*PROBLEM TO SOLVE:*
Rewrite the material below with every occurrence of "legend-label" changed to "legend-entry", keeping all other text unchanged.

*GIVEN RECORDS:*
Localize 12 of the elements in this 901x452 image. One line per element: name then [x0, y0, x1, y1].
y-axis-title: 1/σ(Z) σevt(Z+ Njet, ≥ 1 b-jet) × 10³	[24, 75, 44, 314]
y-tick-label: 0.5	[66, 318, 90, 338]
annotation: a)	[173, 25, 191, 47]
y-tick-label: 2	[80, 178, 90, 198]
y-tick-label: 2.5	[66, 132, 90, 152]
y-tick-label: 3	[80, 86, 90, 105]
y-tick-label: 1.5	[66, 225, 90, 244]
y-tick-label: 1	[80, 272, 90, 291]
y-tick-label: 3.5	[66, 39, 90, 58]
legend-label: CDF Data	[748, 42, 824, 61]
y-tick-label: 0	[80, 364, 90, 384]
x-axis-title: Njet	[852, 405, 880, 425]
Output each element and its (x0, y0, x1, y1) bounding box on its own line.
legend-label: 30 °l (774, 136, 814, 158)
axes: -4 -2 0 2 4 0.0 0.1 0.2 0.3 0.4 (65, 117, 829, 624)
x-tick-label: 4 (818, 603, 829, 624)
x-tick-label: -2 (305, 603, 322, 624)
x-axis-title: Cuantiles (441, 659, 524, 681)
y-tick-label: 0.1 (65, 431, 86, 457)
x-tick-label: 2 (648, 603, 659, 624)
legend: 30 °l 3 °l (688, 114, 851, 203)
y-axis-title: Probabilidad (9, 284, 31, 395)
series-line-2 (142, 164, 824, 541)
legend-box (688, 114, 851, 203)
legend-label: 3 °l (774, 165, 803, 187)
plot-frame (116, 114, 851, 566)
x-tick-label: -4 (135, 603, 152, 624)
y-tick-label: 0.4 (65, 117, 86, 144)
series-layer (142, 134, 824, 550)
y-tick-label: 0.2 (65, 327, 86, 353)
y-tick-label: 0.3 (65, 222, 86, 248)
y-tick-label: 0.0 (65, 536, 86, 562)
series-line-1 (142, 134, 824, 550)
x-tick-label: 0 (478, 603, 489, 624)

*RESULT:*
Localize 12 of the elements in this 901x452 image. One line per element: name then [x0, y0, x1, y1].
y-axis-title: 1/σ(Z) σevt(Z+ Njet, ≥ 1 b-jet) × 10³	[24, 75, 44, 314]
y-tick-label: 0.5	[66, 318, 90, 338]
annotation: a)	[173, 25, 191, 47]
y-tick-label: 2	[80, 178, 90, 198]
y-tick-label: 2.5	[66, 132, 90, 152]
y-tick-label: 3	[80, 86, 90, 105]
y-tick-label: 1.5	[66, 225, 90, 244]
y-tick-label: 1	[80, 272, 90, 291]
y-tick-label: 3.5	[66, 39, 90, 58]
legend-entry: CDF Data	[748, 42, 824, 61]
y-tick-label: 0	[80, 364, 90, 384]
x-axis-title: Njet	[852, 405, 880, 425]
Output each element and its (x0, y0, x1, y1) bounding box on its own line.
legend-entry: 30 °l (774, 136, 814, 158)
axes: -4 -2 0 2 4 0.0 0.1 0.2 0.3 0.4 (65, 117, 829, 624)
x-tick-label: 4 (818, 603, 829, 624)
x-tick-label: -2 (305, 603, 322, 624)
x-axis-title: Cuantiles (441, 659, 524, 681)
y-tick-label: 0.1 (65, 431, 86, 457)
x-tick-label: 2 (648, 603, 659, 624)
legend: 30 °l 3 °l (688, 114, 851, 203)
y-axis-title: Probabilidad (9, 284, 31, 395)
series-line-2 (142, 164, 824, 541)
legend-box (688, 114, 851, 203)
legend-entry: 3 °l (774, 165, 803, 187)
plot-frame (116, 114, 851, 566)
x-tick-label: -4 (135, 603, 152, 624)
y-tick-label: 0.4 (65, 117, 86, 144)
series-layer (142, 134, 824, 550)
y-tick-label: 0.2 (65, 327, 86, 353)
y-tick-label: 0.3 (65, 222, 86, 248)
y-tick-label: 0.0 (65, 536, 86, 562)
series-line-1 (142, 134, 824, 550)
x-tick-label: 0 (478, 603, 489, 624)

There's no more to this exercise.